--- Start DATA SHOWN ---

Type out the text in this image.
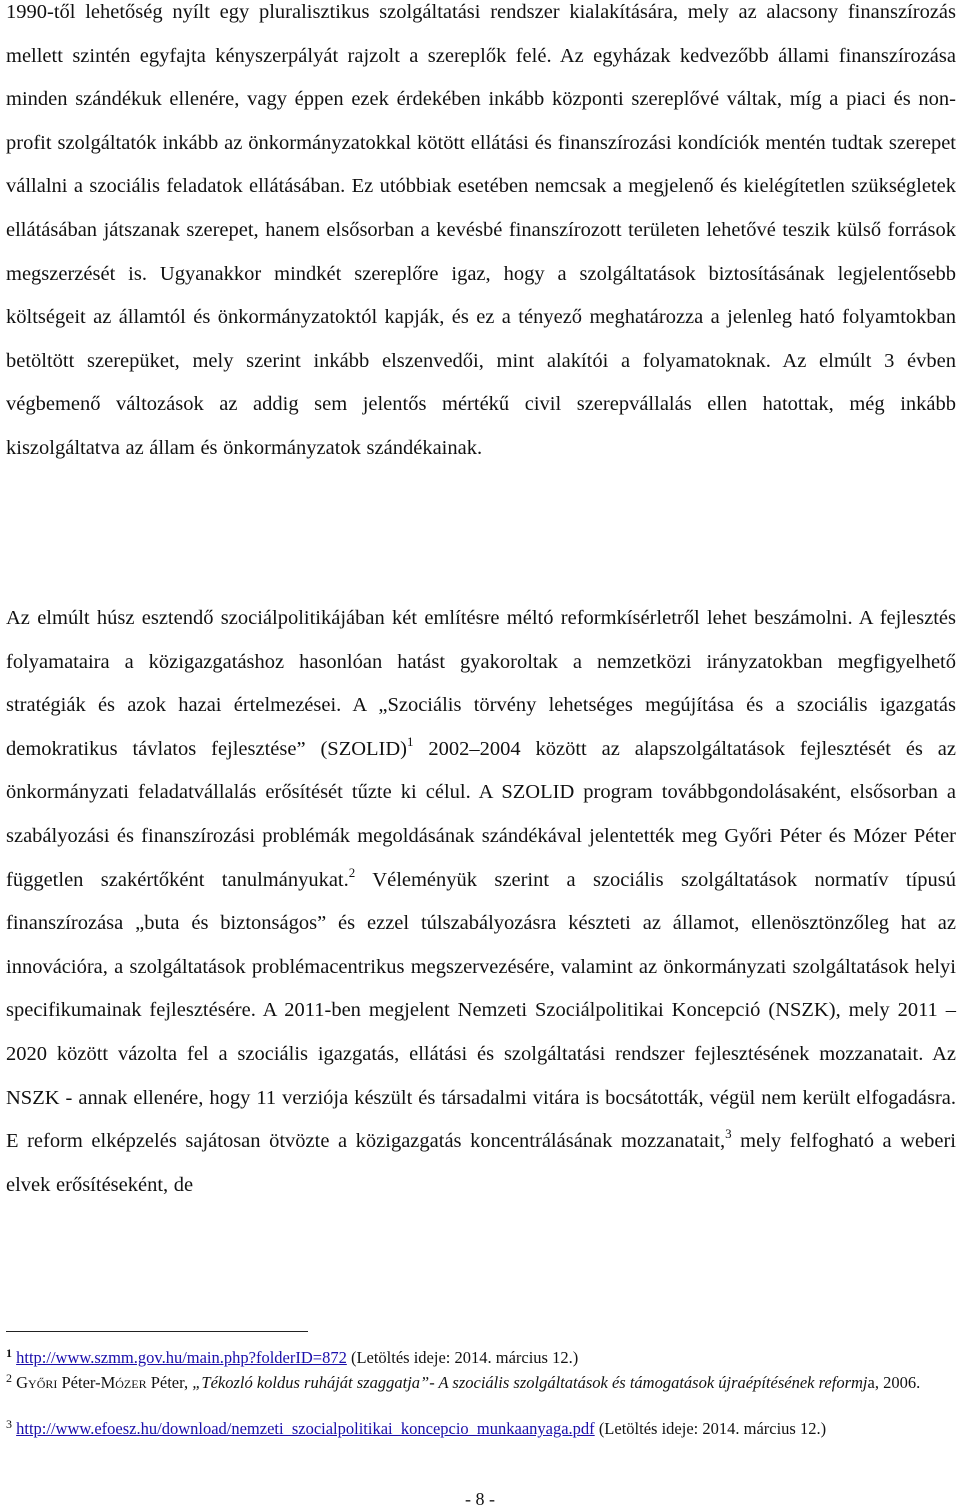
1990-től lehetőség nyílt egy pluralisztikus szolgáltatási rendszer kialakítására, mely az alacsony finanszírozás mellett szintén egyfajta kényszerpályát rajzolt a szereplők felé. Az egyházak kedvezőbb állami finanszírozása minden szándékuk ellenére, vagy éppen ezek érdekében inkább központi szereplővé váltak, míg a piaci és non-profit szolgáltatók inkább az önkormányzatokkal kötött ellátási és finanszírozási kondíciók mentén tudtak szerepet vállalni a szociális feladatok ellátásában. Ez utóbbiak esetében nemcsak a megjelenő és kielégítetlen szükségletek ellátásában játszanak szerepet, hanem elsősorban a kevésbé finanszírozott területen lehetővé teszik külső források megszerzését is. Ugyanakkor mindkét szereplőre igaz, hogy a szolgáltatások biztosításának legjelentősebb költségeit az államtól és önkormányzatoktól kapják, és ez a tényező meghatározza a jelenleg ható folyamtokban betöltött szerepüket, mely szerint inkább elszenvedői, mint alakítói a folyamatoknak. Az elmúlt 3 évben végbemenő változások az addig sem jelentős mértékű civil szerepvállalás ellen hatottak, még inkább kiszolgáltatva az állam és önkormányzatok szándékainak.

Az elmúlt húsz esztendő szociálpolitikájában két említésre méltó reformkísérletről lehet beszámolni. A fejlesztés folyamataira a közigazgatáshoz hasonlóan hatást gyakoroltak a nemzetközi irányzatokban megfigyelhető stratégiák és azok hazai értelmezései. A „Szociális törvény lehetséges megújítása és a szociális igazgatás demokratikus távlatos fejlesztése” (SZOLID)$^1$ 2002–2004 között az alapszolgáltatások fejlesztését és az önkormányzati feladatvállalás erősítését tűzte ki célul. A SZOLID program továbbgondolásaként, elsősorban a szabályozási és finanszírozási problémák megoldásának szándékával jelentették meg Győri Péter és Mózer Péter független szakértőként tanulmányukat.$^2$ Véleményük szerint a szociális szolgáltatások normatív típusú finanszírozása „buta és biztonságos” és ezzel túlszabályozásra készteti az államot, ellenösztönzőleg hat az innovációra, a szolgáltatások problémacentrikus megszervezésére, valamint az önkormányzati szolgáltatások helyi specifikumainak fejlesztésére. A 2011-ben megjelent Nemzeti Szociálpolitikai Koncepció (NSZK), mely 2011 – 2020 között vázolta fel a szociális igazgatás, ellátási és szolgáltatási rendszer fejlesztésének mozzanatait. Az NSZK - annak ellenére, hogy 11 verziója készült és társadalmi vitára is bocsátották, végül nem került elfogadásra. E reform elképzelés sajátosan ötvözte a közigazgatás koncentrálásának mozzanatait,$^3$ mely felfogható a weberi elvek erősítéseként, de

$^1$ http://www.szmm.gov.hu/main.php?folderID=872 (Letöltés ideje: 2014. március 12.)

$^2$ Győri Péter-Mózer Péter, „Tékozló koldus ruháját szaggatja”- A szociális szolgáltatások és támogatások újraépítésének reformja, 2006.

$^3$ http://www.efoesz.hu/download/nemzeti_szocialpolitikai_koncepcio_munkaanyaga.pdf (Letöltés ideje: 2014. március 12.)

- 8 -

--- End DATA SHOWN ---

> [STATED PROBLEM]
Restate the whole of the material word for word without the pictures.

> [RESULT FOR THIS EXERCISE]
Type out the text in this image.
1990-től lehetőség nyílt egy pluralisztikus szolgáltatási rendszer kialakítására, mely az alacsony finanszírozás mellett szintén egyfajta kényszerpályát rajzolt a szereplők felé. Az egyházak kedvezőbb állami finanszírozása minden szándékuk ellenére, vagy éppen ezek érdekében inkább központi szereplővé váltak, míg a piaci és non-profit szolgáltatók inkább az önkormányzatokkal kötött ellátási és finanszírozási kondíciók mentén tudtak szerepet vállalni a szociális feladatok ellátásában. Ez utóbbiak esetében nemcsak a megjelenő és kielégítetlen szükségletek ellátásában játszanak szerepet, hanem elsősorban a kevésbé finanszírozott területen lehetővé teszik külső források megszerzését is. Ugyanakkor mindkét szereplőre igaz, hogy a szolgáltatások biztosításának legjelentősebb költségeit az államtól és önkormányzatoktól kapják, és ez a tényező meghatározza a jelenleg ható folyamtokban betöltött szerepüket, mely szerint inkább elszenvedői, mint alakítói a folyamatoknak. Az elmúlt 3 évben végbemenő változások az addig sem jelentős mértékű civil szerepvállalás ellen hatottak, még inkább kiszolgáltatva az állam és önkormányzatok szándékainak.

Az elmúlt húsz esztendő szociálpolitikájában két említésre méltó reformkísérletről lehet beszámolni. A fejlesztés folyamataira a közigazgatáshoz hasonlóan hatást gyakoroltak a nemzetközi irányzatokban megfigyelhető stratégiák és azok hazai értelmezései. A „Szociális törvény lehetséges megújítása és a szociális igazgatás demokratikus távlatos fejlesztése” (SZOLID)$^1$ 2002–2004 között az alapszolgáltatások fejlesztését és az önkormányzati feladatvállalás erősítését tűzte ki célul. A SZOLID program továbbgondolásaként, elsősorban a szabályozási és finanszírozási problémák megoldásának szándékával jelentették meg Győri Péter és Mózer Péter független szakértőként tanulmányukat.$^2$ Véleményük szerint a szociális szolgáltatások normatív típusú finanszírozása „buta és biztonságos” és ezzel túlszabályozásra készteti az államot, ellenösztönzőleg hat az innovációra, a szolgáltatások problémacentrikus megszervezésére, valamint az önkormányzati szolgáltatások helyi specifikumainak fejlesztésére. A 2011-ben megjelent Nemzeti Szociálpolitikai Koncepció (NSZK), mely 2011 – 2020 között vázolta fel a szociális igazgatás, ellátási és szolgáltatási rendszer fejlesztésének mozzanatait. Az NSZK - annak ellenére, hogy 11 verziója készült és társadalmi vitára is bocsátották, végül nem került elfogadásra. E reform elképzelés sajátosan ötvözte a közigazgatás koncentrálásának mozzanatait,$^3$ mely felfogható a weberi elvek erősítéseként, de

$^1$ http://www.szmm.gov.hu/main.php?folderID=872 (Letöltés ideje: 2014. március 12.)

$^2$ Győri Péter-Mózer Péter, „Tékozló koldus ruháját szaggatja”- A szociális szolgáltatások és támogatások újraépítésének reformja, 2006.

$^3$ http://www.efoesz.hu/download/nemzeti_szocialpolitikai_koncepcio_munkaanyaga.pdf (Letöltés ideje: 2014. március 12.)

- 8 -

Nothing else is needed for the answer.